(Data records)
--

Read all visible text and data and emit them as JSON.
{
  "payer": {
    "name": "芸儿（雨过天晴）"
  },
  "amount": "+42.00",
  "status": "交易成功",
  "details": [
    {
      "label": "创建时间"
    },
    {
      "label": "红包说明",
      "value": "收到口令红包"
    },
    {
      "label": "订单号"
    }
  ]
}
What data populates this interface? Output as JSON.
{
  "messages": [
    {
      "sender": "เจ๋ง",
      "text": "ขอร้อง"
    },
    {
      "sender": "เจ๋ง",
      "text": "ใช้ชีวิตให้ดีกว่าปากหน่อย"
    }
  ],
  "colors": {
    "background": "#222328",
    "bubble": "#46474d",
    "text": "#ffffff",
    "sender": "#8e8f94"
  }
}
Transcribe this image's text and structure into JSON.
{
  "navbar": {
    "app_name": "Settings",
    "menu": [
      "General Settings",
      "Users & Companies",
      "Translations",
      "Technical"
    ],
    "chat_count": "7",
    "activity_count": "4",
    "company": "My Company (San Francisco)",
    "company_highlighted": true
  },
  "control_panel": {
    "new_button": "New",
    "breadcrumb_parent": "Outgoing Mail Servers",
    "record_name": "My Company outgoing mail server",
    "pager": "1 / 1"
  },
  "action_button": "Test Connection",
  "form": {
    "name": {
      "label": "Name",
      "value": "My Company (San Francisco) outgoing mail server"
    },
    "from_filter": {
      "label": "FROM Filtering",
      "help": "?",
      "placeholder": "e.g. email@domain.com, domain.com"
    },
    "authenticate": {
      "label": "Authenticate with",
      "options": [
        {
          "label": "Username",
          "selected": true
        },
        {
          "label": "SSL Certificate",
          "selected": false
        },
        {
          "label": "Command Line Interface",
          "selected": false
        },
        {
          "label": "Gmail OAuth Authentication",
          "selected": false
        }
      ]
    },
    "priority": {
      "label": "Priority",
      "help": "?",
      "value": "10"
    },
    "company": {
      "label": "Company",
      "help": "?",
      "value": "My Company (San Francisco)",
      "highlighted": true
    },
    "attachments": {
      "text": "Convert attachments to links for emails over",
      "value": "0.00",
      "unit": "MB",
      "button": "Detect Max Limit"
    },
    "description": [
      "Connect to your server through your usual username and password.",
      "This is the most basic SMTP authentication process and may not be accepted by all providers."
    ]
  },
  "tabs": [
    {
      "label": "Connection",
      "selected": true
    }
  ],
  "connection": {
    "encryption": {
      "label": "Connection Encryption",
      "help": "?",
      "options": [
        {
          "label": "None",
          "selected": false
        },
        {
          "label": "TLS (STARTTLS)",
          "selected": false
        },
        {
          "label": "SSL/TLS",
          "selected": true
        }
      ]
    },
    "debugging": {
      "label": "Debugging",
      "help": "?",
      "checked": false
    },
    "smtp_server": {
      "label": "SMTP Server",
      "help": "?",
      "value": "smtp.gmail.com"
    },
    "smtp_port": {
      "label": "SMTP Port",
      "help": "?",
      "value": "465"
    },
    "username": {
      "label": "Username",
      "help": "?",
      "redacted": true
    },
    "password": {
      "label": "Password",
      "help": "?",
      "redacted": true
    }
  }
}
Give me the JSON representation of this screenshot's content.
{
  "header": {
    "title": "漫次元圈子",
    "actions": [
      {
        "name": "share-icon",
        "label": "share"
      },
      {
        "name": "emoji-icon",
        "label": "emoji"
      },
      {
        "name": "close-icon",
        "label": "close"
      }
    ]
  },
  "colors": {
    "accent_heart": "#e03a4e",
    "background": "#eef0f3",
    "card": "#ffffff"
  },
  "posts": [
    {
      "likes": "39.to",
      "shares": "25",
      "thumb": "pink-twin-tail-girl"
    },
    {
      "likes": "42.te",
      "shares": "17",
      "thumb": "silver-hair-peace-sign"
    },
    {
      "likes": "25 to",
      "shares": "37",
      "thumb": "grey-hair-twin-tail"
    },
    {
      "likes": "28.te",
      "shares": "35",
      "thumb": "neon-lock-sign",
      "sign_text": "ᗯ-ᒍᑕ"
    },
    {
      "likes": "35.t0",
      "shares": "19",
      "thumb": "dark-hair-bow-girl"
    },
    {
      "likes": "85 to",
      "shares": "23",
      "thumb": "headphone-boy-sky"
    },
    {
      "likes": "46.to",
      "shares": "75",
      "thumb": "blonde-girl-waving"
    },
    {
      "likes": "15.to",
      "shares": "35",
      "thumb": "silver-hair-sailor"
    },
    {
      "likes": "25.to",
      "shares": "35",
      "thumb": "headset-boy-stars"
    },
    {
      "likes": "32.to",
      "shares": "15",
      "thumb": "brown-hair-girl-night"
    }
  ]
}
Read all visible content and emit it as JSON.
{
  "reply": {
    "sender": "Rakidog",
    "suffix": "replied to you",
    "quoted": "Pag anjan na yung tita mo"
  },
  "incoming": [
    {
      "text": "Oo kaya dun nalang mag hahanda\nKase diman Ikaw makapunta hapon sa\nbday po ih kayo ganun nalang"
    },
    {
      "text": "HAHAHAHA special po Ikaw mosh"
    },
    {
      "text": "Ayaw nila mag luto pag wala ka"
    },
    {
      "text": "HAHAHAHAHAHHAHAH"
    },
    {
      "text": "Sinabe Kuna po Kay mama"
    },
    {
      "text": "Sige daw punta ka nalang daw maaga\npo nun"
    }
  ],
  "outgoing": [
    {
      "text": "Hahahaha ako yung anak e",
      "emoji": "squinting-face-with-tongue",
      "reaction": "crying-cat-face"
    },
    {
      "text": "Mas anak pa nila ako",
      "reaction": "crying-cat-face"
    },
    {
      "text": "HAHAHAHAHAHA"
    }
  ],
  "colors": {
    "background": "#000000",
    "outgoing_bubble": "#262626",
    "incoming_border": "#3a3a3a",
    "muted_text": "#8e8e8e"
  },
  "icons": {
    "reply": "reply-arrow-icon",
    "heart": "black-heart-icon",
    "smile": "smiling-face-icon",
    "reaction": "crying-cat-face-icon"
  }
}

--

Transcribe all of the lines in the records precisely.

### [RESULT OF THIS EXERCISE]
Read all visible text and data and emit them as JSON.
{
  "payer": {
    "name": "芸儿（雨过天晴）"
  },
  "amount": "+42.00",
  "status": "交易成功",
  "details": [
    {
      "label": "创建时间"
    },
    {
      "label": "红包说明",
      "value": "收到口令红包"
    },
    {
      "label": "订单号"
    }
  ]
}
What data populates this interface? Output as JSON.
{
  "messages": [
    {
      "sender": "เจ๋ง",
      "text": "ขอร้อง"
    },
    {
      "sender": "เจ๋ง",
      "text": "ใช้ชีวิตให้ดีกว่าปากหน่อย"
    }
  ],
  "colors": {
    "background": "#222328",
    "bubble": "#46474d",
    "text": "#ffffff",
    "sender": "#8e8f94"
  }
}
Transcribe this image's text and structure into JSON.
{
  "navbar": {
    "app_name": "Settings",
    "menu": [
      "General Settings",
      "Users & Companies",
      "Translations",
      "Technical"
    ],
    "chat_count": "7",
    "activity_count": "4",
    "company": "My Company (San Francisco)",
    "company_highlighted": true
  },
  "control_panel": {
    "new_button": "New",
    "breadcrumb_parent": "Outgoing Mail Servers",
    "record_name": "My Company outgoing mail server",
    "pager": "1 / 1"
  },
  "action_button": "Test Connection",
  "form": {
    "name": {
      "label": "Name",
      "value": "My Company (San Francisco) outgoing mail server"
    },
    "from_filter": {
      "label": "FROM Filtering",
      "help": "?",
      "placeholder": "e.g. email@domain.com, domain.com"
    },
    "authenticate": {
      "label": "Authenticate with",
      "options": [
        {
          "label": "Username",
          "selected": true
        },
        {
          "label": "SSL Certificate",
          "selected": false
        },
        {
          "label": "Command Line Interface",
          "selected": false
        },
        {
          "label": "Gmail OAuth Authentication",
          "selected": false
        }
      ]
    },
    "priority": {
      "label": "Priority",
      "help": "?",
      "value": "10"
    },
    "company": {
      "label": "Company",
      "help": "?",
      "value": "My Company (San Francisco)",
      "highlighted": true
    },
    "attachments": {
      "text": "Convert attachments to links for emails over",
      "value": "0.00",
      "unit": "MB",
      "button": "Detect Max Limit"
    },
    "description": [
      "Connect to your server through your usual username and password.",
      "This is the most basic SMTP authentication process and may not be accepted by all providers."
    ]
  },
  "tabs": [
    {
      "label": "Connection",
      "selected": true
    }
  ],
  "connection": {
    "encryption": {
      "label": "Connection Encryption",
      "help": "?",
      "options": [
        {
          "label": "None",
          "selected": false
        },
        {
          "label": "TLS (STARTTLS)",
          "selected": false
        },
        {
          "label": "SSL/TLS",
          "selected": true
        }
      ]
    },
    "debugging": {
      "label": "Debugging",
      "help": "?",
      "checked": false
    },
    "smtp_server": {
      "label": "SMTP Server",
      "help": "?",
      "value": "smtp.gmail.com"
    },
    "smtp_port": {
      "label": "SMTP Port",
      "help": "?",
      "value": "465"
    },
    "username": {
      "label": "Username",
      "help": "?",
      "redacted": true
    },
    "password": {
      "label": "Password",
      "help": "?",
      "redacted": true
    }
  }
}
Give me the JSON representation of this screenshot's content.
{
  "header": {
    "title": "漫次元圈子",
    "actions": [
      {
        "name": "share-icon",
        "label": "share"
      },
      {
        "name": "emoji-icon",
        "label": "emoji"
      },
      {
        "name": "close-icon",
        "label": "close"
      }
    ]
  },
  "colors": {
    "accent_heart": "#e03a4e",
    "background": "#eef0f3",
    "card": "#ffffff"
  },
  "posts": [
    {
      "likes": "39.to",
      "shares": "25",
      "thumb": "pink-twin-tail-girl"
    },
    {
      "likes": "42.te",
      "shares": "17",
      "thumb": "silver-hair-peace-sign"
    },
    {
      "likes": "25 to",
      "shares": "37",
      "thumb": "grey-hair-twin-tail"
    },
    {
      "likes": "28.te",
      "shares": "35",
      "thumb": "neon-lock-sign",
      "sign_text": "ᗯ-ᒍᑕ"
    },
    {
      "likes": "35.t0",
      "shares": "19",
      "thumb": "dark-hair-bow-girl"
    },
    {
      "likes": "85 to",
      "shares": "23",
      "thumb": "headphone-boy-sky"
    },
    {
      "likes": "46.to",
      "shares": "75",
      "thumb": "blonde-girl-waving"
    },
    {
      "likes": "15.to",
      "shares": "35",
      "thumb": "silver-hair-sailor"
    },
    {
      "likes": "25.to",
      "shares": "35",
      "thumb": "headset-boy-stars"
    },
    {
      "likes": "32.to",
      "shares": "15",
      "thumb": "brown-hair-girl-night"
    }
  ]
}
Read all visible content and emit it as JSON.
{
  "reply": {
    "sender": "Rakidog",
    "suffix": "replied to you",
    "quoted": "Pag anjan na yung tita mo"
  },
  "incoming": [
    {
      "text": "Oo kaya dun nalang mag hahanda\nKase diman Ikaw makapunta hapon sa\nbday po ih kayo ganun nalang"
    },
    {
      "text": "HAHAHAHA special po Ikaw mosh"
    },
    {
      "text": "Ayaw nila mag luto pag wala ka"
    },
    {
      "text": "HAHAHAHAHAHHAHAH"
    },
    {
      "text": "Sinabe Kuna po Kay mama"
    },
    {
      "text": "Sige daw punta ka nalang daw maaga\npo nun"
    }
  ],
  "outgoing": [
    {
      "text": "Hahahaha ako yung anak e",
      "emoji": "squinting-face-with-tongue",
      "reaction": "crying-cat-face"
    },
    {
      "text": "Mas anak pa nila ako",
      "reaction": "crying-cat-face"
    },
    {
      "text": "HAHAHAHAHAHA"
    }
  ],
  "colors": {
    "background": "#000000",
    "outgoing_bubble": "#262626",
    "incoming_border": "#3a3a3a",
    "muted_text": "#8e8e8e"
  },
  "icons": {
    "reply": "reply-arrow-icon",
    "heart": "black-heart-icon",
    "smile": "smiling-face-icon",
    "reaction": "crying-cat-face-icon"
  }
}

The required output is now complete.